Wall Street Strategies
Hello! Sign in or Register


Econ Wrap-Up: Jobs Report, Trade Deficit, and Factory Orders

12/5/2014
By Jennifer Coombs

Nonfarm payroll jobs jumped 321,000 after gaining 243,000 in October, while analysts were expecting a 230,000 rise; the November boost topped the highest forecast for 275,000. September and October gains were revised up notably by a net 44,000 jobs. The unemployment rate held steady at 5.8% which was in-line with expectations. Most notably, average hourly earnings jumped 0.4% in November after edging up 0.1% percent the month before and well above the expectation for a 0.2% rise. Real wage growth is imperative for economic growth, and this coupled with lower gas prices should definitely help the average American. 

The U.S. trade gap narrowed to a disappointing $43.4 billion in October from a revised $43.6 billion in September, and came in short of analyst expectations who expected the gap to narrow to $41 billion. US exports were up 1.2% after sliding 1.8% in the month before, while imports added 0.9% after recording no change in the month prior. The October petroleum and gasoline goods trade gap was at $15.2 billion, which was up from $14.0 billion in September. Petroleum imports were down 0.6% while exports declined by 11.1%. Without a doubt, the changes in petroleum prices are reflective of the recent drop in crude oil prices. The decline of the goods and services deficit is reflective of a decrease in the goods deficit of less than $100 million to $62.7 billion and an increase in the services surplus of $100 million to $19.2 billion. The deficit in goods and services increased, by 5.1% year-to-date, versus the same time-frame in 2013.

== == ==

Goal of the exercise — Retype the entire economic wrap-up word for word. The rows come from a source unrelated to the economic wrap-up.

Supplied information —
== == ==

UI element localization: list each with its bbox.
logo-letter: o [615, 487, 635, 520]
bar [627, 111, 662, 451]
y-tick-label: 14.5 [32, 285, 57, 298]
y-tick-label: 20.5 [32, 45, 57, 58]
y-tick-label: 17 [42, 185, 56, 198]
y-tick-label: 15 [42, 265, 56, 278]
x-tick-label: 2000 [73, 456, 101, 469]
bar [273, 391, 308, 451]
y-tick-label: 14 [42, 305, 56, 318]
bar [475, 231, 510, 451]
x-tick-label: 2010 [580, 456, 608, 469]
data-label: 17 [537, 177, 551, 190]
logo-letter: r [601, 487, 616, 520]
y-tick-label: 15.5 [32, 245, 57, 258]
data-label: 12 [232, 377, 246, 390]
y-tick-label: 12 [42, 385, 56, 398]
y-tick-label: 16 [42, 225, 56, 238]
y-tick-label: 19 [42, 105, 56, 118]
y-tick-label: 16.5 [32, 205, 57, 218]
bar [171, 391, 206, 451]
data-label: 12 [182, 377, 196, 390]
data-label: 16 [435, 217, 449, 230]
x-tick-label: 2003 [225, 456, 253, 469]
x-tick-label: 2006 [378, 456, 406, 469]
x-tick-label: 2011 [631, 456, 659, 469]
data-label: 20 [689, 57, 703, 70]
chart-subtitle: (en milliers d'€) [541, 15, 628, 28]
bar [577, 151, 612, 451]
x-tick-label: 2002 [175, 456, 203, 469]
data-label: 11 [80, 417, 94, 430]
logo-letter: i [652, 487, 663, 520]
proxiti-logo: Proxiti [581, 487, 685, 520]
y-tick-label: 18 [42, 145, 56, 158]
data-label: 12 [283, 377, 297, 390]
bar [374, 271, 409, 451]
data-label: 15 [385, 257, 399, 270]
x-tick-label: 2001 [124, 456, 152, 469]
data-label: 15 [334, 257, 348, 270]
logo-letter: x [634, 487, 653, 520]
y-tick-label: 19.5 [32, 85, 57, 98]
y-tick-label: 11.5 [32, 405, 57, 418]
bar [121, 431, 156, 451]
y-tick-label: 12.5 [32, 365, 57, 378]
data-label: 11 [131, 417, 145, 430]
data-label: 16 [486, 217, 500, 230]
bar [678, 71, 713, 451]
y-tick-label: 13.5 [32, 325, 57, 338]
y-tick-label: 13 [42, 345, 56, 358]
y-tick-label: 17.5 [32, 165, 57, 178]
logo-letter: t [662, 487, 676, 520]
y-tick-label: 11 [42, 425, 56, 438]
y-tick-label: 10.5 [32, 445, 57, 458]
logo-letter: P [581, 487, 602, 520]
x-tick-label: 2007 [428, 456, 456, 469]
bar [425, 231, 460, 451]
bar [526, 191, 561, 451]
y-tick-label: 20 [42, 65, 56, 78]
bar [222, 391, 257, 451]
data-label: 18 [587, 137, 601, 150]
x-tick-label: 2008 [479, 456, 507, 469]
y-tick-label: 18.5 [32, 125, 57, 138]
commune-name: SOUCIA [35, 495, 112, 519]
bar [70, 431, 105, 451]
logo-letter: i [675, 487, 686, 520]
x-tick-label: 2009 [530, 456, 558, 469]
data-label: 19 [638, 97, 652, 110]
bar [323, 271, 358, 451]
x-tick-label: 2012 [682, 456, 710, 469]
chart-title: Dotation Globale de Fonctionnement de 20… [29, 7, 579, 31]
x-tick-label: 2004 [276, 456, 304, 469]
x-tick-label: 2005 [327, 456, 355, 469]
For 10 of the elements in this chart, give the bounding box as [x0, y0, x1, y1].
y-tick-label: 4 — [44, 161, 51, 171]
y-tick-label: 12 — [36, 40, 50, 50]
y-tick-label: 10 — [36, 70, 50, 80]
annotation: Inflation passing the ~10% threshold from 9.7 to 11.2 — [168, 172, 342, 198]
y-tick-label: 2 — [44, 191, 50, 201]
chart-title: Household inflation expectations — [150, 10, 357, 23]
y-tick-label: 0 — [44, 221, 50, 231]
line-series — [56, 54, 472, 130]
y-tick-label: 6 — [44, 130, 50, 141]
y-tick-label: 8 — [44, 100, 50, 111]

== == ==

Final answer —
Wall Street Strategies
Hello! Sign in or Register


Econ Wrap-Up: Jobs Report, Trade Deficit, and Factory Orders

12/5/2014
By Jennifer Coombs

Nonfarm payroll jobs jumped 321,000 after gaining 243,000 in October, while analysts were expecting a 230,000 rise; the November boost topped the highest forecast for 275,000. September and October gains were revised up notably by a net 44,000 jobs. The unemployment rate held steady at 5.8% which was in-line with expectations. Most notably, average hourly earnings jumped 0.4% in November after edging up 0.1% percent the month before and well above the expectation for a 0.2% rise. Real wage growth is imperative for economic growth, and this coupled with lower gas prices should definitely help the average American. 

The U.S. trade gap narrowed to a disappointing $43.4 billion in October from a revised $43.6 billion in September, and came in short of analyst expectations who expected the gap to narrow to $41 billion. US exports were up 1.2% after sliding 1.8% in the month before, while imports added 0.9% after recording no change in the month prior. The October petroleum and gasoline goods trade gap was at $15.2 billion, which was up from $14.0 billion in September. Petroleum imports were down 0.6% while exports declined by 11.1%. Without a doubt, the changes in petroleum prices are reflective of the recent drop in crude oil prices. The decline of the goods and services deficit is reflective of a decrease in the goods deficit of less than $100 million to $62.7 billion and an increase in the services surplus of $100 million to $19.2 billion. The deficit in goods and services increased, by 5.1% year-to-date, versus the same time-frame in 2013.